Copy out each line of the listing that has the word "name" in it.
===== Records supplied =====
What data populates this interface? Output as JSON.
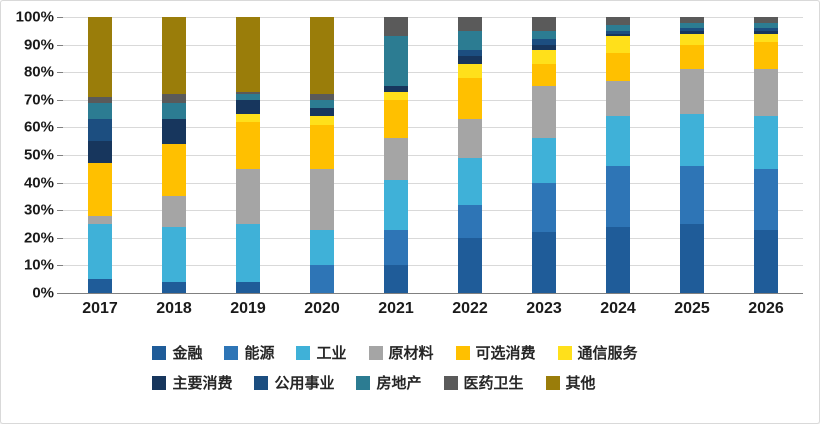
{
  "chart_data": {
    "type": "bar",
    "stacked": true,
    "unit": "percent",
    "title": "",
    "xlabel": "",
    "ylabel": "",
    "ylim": [
      0,
      100
    ],
    "grid": true,
    "legend_position": "bottom",
    "legend_row_split": 6,
    "y_ticks": [
      "100%",
      "90%",
      "80%",
      "70%",
      "60%",
      "50%",
      "40%",
      "30%",
      "20%",
      "10%",
      "0%"
    ],
    "categories": [
      "2017",
      "2018",
      "2019",
      "2020",
      "2021",
      "2022",
      "2023",
      "2024",
      "2025",
      "2026"
    ],
    "series": [
      {
        "name": "金融",
        "color": "#1F5C99",
        "values": [
          5,
          4,
          4,
          0,
          10,
          20,
          22,
          24,
          25,
          23
        ]
      },
      {
        "name": "能源",
        "color": "#2E75B6",
        "values": [
          0,
          0,
          0,
          10,
          13,
          12,
          18,
          22,
          21,
          22
        ]
      },
      {
        "name": "工业",
        "color": "#3FB1D8",
        "values": [
          20,
          20,
          21,
          13,
          18,
          17,
          16,
          18,
          19,
          19
        ]
      },
      {
        "name": "原材料",
        "color": "#A5A5A5",
        "values": [
          3,
          11,
          20,
          22,
          15,
          14,
          19,
          13,
          16,
          17
        ]
      },
      {
        "name": "可选消费",
        "color": "#FFC000",
        "values": [
          19,
          19,
          17,
          16,
          14,
          15,
          8,
          10,
          9,
          10
        ]
      },
      {
        "name": "通信服务",
        "color": "#FFE01B",
        "values": [
          0,
          0,
          3,
          3,
          3,
          5,
          5,
          6,
          4,
          3
        ]
      },
      {
        "name": "主要消费",
        "color": "#17365D",
        "values": [
          8,
          9,
          5,
          3,
          2,
          3,
          2,
          1,
          1,
          1
        ]
      },
      {
        "name": "公用事业",
        "color": "#1C4E80",
        "values": [
          8,
          0,
          0,
          0,
          0,
          2,
          2,
          1,
          1,
          1
        ]
      },
      {
        "name": "房地产",
        "color": "#2C7C92",
        "values": [
          6,
          6,
          2,
          3,
          18,
          7,
          3,
          2,
          2,
          2
        ]
      },
      {
        "name": "医药卫生",
        "color": "#5A5A5A",
        "values": [
          2,
          3,
          1,
          2,
          7,
          5,
          5,
          3,
          2,
          2
        ]
      },
      {
        "name": "其他",
        "color": "#9A7D0A",
        "values": [
          29,
          28,
          27,
          28,
          0,
          0,
          0,
          0,
          0,
          0
        ]
      }
    ]
  }
}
=====
◆ Solution ◆
        "name": "金融",
        "name": "能源",
        "name": "工业",
        "name": "原材料",
        "name": "可选消费",
        "name": "通信服务",
        "name": "主要消费",
        "name": "公用事业",
        "name": "房地产",
        "name": "医药卫生",
        "name": "其他",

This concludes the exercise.